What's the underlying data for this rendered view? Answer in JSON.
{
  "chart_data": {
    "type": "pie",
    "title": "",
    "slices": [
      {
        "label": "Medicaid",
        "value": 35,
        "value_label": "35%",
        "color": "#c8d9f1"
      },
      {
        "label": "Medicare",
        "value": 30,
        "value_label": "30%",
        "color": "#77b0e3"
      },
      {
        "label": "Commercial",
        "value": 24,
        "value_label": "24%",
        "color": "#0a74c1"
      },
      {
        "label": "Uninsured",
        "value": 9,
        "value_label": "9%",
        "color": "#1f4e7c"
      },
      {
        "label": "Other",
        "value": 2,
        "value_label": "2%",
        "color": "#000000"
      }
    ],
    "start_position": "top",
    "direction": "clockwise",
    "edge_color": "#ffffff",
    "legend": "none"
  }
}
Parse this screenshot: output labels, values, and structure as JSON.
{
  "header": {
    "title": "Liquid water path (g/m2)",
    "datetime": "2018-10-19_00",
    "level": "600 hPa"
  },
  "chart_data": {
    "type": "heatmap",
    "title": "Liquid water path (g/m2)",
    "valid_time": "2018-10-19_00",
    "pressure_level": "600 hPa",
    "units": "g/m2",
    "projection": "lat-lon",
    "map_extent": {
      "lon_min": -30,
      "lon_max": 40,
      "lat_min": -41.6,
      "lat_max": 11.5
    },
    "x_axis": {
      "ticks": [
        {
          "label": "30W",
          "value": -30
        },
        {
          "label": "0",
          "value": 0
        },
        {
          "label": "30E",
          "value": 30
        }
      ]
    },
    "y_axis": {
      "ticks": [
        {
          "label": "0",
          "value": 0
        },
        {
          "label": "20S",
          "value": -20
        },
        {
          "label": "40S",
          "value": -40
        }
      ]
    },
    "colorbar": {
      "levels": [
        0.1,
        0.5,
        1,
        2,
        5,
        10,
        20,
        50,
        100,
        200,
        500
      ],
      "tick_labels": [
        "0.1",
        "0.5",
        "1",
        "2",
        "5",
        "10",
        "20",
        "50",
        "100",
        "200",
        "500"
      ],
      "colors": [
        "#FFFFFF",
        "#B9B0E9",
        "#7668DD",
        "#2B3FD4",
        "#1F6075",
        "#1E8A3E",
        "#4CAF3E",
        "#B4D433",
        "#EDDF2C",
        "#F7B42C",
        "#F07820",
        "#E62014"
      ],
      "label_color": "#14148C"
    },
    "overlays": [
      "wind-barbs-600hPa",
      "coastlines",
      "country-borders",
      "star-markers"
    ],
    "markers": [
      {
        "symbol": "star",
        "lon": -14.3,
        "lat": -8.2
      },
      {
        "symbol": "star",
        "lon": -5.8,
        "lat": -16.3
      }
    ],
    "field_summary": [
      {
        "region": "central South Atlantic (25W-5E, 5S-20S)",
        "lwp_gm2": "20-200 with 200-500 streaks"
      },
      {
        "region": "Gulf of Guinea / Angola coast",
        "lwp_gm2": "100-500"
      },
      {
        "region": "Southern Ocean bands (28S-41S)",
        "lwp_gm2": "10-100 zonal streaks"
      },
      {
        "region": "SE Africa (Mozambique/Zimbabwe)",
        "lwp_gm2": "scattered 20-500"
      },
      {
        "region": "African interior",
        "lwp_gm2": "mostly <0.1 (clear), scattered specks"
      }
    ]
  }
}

□ □ □ □ □

Copy each record from above exactly, and include every line.

◆ **TASK RESPONSE**
What's the underlying data for this rendered view? Answer in JSON.
{
  "chart_data": {
    "type": "pie",
    "title": "",
    "slices": [
      {
        "label": "Medicaid",
        "value": 35,
        "value_label": "35%",
        "color": "#c8d9f1"
      },
      {
        "label": "Medicare",
        "value": 30,
        "value_label": "30%",
        "color": "#77b0e3"
      },
      {
        "label": "Commercial",
        "value": 24,
        "value_label": "24%",
        "color": "#0a74c1"
      },
      {
        "label": "Uninsured",
        "value": 9,
        "value_label": "9%",
        "color": "#1f4e7c"
      },
      {
        "label": "Other",
        "value": 2,
        "value_label": "2%",
        "color": "#000000"
      }
    ],
    "start_position": "top",
    "direction": "clockwise",
    "edge_color": "#ffffff",
    "legend": "none"
  }
}
Parse this screenshot: output labels, values, and structure as JSON.
{
  "header": {
    "title": "Liquid water path (g/m2)",
    "datetime": "2018-10-19_00",
    "level": "600 hPa"
  },
  "chart_data": {
    "type": "heatmap",
    "title": "Liquid water path (g/m2)",
    "valid_time": "2018-10-19_00",
    "pressure_level": "600 hPa",
    "units": "g/m2",
    "projection": "lat-lon",
    "map_extent": {
      "lon_min": -30,
      "lon_max": 40,
      "lat_min": -41.6,
      "lat_max": 11.5
    },
    "x_axis": {
      "ticks": [
        {
          "label": "30W",
          "value": -30
        },
        {
          "label": "0",
          "value": 0
        },
        {
          "label": "30E",
          "value": 30
        }
      ]
    },
    "y_axis": {
      "ticks": [
        {
          "label": "0",
          "value": 0
        },
        {
          "label": "20S",
          "value": -20
        },
        {
          "label": "40S",
          "value": -40
        }
      ]
    },
    "colorbar": {
      "levels": [
        0.1,
        0.5,
        1,
        2,
        5,
        10,
        20,
        50,
        100,
        200,
        500
      ],
      "tick_labels": [
        "0.1",
        "0.5",
        "1",
        "2",
        "5",
        "10",
        "20",
        "50",
        "100",
        "200",
        "500"
      ],
      "colors": [
        "#FFFFFF",
        "#B9B0E9",
        "#7668DD",
        "#2B3FD4",
        "#1F6075",
        "#1E8A3E",
        "#4CAF3E",
        "#B4D433",
        "#EDDF2C",
        "#F7B42C",
        "#F07820",
        "#E62014"
      ],
      "label_color": "#14148C"
    },
    "overlays": [
      "wind-barbs-600hPa",
      "coastlines",
      "country-borders",
      "star-markers"
    ],
    "markers": [
      {
        "symbol": "star",
        "lon": -14.3,
        "lat": -8.2
      },
      {
        "symbol": "star",
        "lon": -5.8,
        "lat": -16.3
      }
    ],
    "field_summary": [
      {
        "region": "central South Atlantic (25W-5E, 5S-20S)",
        "lwp_gm2": "20-200 with 200-500 streaks"
      },
      {
        "region": "Gulf of Guinea / Angola coast",
        "lwp_gm2": "100-500"
      },
      {
        "region": "Southern Ocean bands (28S-41S)",
        "lwp_gm2": "10-100 zonal streaks"
      },
      {
        "region": "SE Africa (Mozambique/Zimbabwe)",
        "lwp_gm2": "scattered 20-500"
      },
      {
        "region": "African interior",
        "lwp_gm2": "mostly <0.1 (clear), scattered specks"
      }
    ]
  }
}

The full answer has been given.